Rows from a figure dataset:
[START]

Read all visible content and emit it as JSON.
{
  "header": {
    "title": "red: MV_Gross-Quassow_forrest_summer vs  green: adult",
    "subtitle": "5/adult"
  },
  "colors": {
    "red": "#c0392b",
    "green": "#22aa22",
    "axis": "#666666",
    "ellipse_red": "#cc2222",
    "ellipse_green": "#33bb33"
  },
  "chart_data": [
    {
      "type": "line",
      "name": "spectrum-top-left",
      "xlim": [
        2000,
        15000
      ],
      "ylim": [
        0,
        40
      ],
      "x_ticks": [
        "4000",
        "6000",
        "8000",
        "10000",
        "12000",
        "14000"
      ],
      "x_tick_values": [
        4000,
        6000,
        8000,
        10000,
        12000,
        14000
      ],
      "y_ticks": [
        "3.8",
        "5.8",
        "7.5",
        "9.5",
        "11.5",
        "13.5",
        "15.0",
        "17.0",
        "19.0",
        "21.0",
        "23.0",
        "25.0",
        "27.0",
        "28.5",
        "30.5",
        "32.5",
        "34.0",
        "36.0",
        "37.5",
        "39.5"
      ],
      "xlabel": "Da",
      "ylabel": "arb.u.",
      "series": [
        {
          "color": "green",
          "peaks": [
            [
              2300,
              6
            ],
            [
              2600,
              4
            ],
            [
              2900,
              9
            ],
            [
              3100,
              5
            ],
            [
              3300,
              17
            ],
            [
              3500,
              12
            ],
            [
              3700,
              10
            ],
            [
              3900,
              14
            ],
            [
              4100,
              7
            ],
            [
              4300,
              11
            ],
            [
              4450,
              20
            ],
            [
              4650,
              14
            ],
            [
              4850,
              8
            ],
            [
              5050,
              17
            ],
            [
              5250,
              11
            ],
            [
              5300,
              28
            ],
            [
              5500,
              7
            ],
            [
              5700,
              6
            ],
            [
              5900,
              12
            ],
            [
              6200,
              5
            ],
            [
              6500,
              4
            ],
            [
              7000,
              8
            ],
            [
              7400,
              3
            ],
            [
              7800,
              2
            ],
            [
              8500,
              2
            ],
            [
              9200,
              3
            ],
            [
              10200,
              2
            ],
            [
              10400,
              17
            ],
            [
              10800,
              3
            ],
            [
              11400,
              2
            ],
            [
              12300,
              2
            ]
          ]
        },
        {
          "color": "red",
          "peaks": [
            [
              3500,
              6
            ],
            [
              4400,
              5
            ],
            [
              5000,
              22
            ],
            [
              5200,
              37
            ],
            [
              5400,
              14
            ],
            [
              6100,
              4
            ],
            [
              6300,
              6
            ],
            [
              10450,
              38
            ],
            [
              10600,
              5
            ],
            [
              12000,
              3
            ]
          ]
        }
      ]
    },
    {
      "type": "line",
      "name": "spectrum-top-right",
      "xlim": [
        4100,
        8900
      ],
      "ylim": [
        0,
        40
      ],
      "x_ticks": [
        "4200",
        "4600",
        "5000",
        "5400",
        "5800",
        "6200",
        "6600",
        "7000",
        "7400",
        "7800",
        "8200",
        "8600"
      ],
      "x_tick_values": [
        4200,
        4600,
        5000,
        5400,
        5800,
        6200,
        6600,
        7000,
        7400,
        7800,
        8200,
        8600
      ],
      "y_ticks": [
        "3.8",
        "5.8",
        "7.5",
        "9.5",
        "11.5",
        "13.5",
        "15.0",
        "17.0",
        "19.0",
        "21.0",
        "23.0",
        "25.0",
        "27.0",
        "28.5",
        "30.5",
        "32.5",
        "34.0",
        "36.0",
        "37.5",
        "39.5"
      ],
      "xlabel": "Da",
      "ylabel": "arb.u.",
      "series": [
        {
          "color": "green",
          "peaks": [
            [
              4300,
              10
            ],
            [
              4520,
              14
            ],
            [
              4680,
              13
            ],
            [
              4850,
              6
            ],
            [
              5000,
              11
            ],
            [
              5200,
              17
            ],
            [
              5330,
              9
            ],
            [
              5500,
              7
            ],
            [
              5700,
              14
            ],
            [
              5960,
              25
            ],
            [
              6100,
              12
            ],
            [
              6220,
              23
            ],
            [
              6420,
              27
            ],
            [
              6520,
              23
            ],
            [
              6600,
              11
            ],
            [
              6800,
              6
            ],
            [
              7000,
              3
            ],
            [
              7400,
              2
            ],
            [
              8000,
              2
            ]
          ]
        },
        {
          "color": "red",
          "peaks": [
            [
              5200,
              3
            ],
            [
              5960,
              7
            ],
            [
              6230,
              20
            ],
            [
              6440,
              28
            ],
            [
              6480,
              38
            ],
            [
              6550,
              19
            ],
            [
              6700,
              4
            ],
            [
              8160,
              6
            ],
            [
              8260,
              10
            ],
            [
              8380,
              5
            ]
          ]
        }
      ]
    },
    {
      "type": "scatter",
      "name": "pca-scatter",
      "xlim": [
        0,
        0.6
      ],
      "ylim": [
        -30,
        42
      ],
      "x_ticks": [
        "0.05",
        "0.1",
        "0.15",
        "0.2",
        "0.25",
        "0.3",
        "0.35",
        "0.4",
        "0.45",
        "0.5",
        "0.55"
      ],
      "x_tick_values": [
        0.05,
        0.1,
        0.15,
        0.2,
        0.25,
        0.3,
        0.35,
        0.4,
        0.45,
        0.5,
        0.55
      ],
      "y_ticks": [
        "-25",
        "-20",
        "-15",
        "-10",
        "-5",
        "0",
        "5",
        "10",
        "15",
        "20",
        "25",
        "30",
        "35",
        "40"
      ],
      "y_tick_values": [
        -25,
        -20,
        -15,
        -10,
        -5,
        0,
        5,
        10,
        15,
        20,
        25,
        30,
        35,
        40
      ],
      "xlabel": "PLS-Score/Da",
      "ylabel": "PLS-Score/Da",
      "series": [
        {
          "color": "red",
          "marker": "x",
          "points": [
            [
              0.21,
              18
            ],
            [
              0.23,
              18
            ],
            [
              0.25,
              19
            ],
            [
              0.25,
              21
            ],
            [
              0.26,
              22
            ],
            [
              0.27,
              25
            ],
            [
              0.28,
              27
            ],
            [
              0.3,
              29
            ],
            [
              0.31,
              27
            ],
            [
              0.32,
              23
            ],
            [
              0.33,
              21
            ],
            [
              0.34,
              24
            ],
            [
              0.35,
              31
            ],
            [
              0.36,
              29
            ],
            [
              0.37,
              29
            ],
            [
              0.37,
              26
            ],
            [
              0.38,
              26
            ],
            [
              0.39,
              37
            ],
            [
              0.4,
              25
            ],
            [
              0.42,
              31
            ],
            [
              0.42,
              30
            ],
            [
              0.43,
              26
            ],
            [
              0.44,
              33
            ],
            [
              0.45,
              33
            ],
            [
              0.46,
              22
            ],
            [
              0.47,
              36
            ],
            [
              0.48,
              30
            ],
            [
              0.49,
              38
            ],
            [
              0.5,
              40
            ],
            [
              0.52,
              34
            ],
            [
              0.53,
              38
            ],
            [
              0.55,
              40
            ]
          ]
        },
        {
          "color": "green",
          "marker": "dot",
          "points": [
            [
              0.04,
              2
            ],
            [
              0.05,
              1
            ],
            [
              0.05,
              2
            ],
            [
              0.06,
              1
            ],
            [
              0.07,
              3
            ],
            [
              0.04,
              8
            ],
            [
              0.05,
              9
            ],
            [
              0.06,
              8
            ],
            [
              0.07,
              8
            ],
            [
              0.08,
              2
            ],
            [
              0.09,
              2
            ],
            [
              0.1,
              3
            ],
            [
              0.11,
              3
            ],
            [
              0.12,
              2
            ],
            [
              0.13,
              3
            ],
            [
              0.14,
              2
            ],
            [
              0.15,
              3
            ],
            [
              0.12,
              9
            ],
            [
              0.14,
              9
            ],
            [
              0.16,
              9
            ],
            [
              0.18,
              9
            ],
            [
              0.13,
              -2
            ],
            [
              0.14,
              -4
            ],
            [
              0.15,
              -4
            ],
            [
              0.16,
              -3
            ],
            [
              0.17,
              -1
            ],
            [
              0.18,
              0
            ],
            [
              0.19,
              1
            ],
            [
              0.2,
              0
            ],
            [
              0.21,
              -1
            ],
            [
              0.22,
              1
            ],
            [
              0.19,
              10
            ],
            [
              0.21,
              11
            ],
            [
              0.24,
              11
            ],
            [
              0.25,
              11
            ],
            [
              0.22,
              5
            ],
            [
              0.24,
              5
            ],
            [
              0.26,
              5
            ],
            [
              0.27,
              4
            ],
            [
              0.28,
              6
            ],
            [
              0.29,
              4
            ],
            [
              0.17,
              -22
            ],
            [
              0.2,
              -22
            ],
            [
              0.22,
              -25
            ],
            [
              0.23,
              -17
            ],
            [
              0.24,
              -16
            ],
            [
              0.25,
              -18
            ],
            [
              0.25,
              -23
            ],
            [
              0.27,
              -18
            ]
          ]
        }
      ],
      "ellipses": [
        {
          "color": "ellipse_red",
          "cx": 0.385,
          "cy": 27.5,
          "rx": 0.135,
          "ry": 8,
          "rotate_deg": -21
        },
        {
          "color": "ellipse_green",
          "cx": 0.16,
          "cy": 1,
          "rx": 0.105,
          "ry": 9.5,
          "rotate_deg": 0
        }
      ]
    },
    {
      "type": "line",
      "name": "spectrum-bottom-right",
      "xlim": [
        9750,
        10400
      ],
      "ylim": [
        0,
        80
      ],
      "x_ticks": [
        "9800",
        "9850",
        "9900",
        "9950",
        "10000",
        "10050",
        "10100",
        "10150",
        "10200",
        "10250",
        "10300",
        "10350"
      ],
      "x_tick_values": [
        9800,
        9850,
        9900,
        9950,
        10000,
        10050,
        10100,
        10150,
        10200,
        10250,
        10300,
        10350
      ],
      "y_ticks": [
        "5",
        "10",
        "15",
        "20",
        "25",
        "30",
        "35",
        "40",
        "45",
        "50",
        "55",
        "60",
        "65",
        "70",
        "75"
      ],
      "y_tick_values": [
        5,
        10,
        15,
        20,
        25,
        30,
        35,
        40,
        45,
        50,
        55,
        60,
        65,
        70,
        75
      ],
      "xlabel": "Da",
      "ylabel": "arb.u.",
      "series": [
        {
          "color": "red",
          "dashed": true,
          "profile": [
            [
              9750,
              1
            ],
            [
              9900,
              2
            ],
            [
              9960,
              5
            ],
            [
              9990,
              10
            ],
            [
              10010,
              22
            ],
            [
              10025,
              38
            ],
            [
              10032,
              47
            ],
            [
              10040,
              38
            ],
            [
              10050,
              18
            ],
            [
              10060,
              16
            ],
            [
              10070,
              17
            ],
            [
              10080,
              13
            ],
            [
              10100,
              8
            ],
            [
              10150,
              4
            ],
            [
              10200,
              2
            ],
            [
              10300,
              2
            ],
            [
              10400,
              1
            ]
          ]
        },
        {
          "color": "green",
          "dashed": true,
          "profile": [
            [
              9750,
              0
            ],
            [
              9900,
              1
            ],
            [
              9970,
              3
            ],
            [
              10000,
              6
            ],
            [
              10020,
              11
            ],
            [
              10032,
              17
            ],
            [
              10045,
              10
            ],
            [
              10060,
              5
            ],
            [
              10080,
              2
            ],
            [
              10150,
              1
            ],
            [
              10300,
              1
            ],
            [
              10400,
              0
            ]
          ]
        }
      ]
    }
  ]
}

[END]

__What you are asked to do__: Pull out all lines from the entries above that include the word "name".

__Exercise answer__:
      "name": "spectrum-top-left",
      "name": "spectrum-top-right",
      "name": "pca-scatter",
      "name": "spectrum-bottom-right",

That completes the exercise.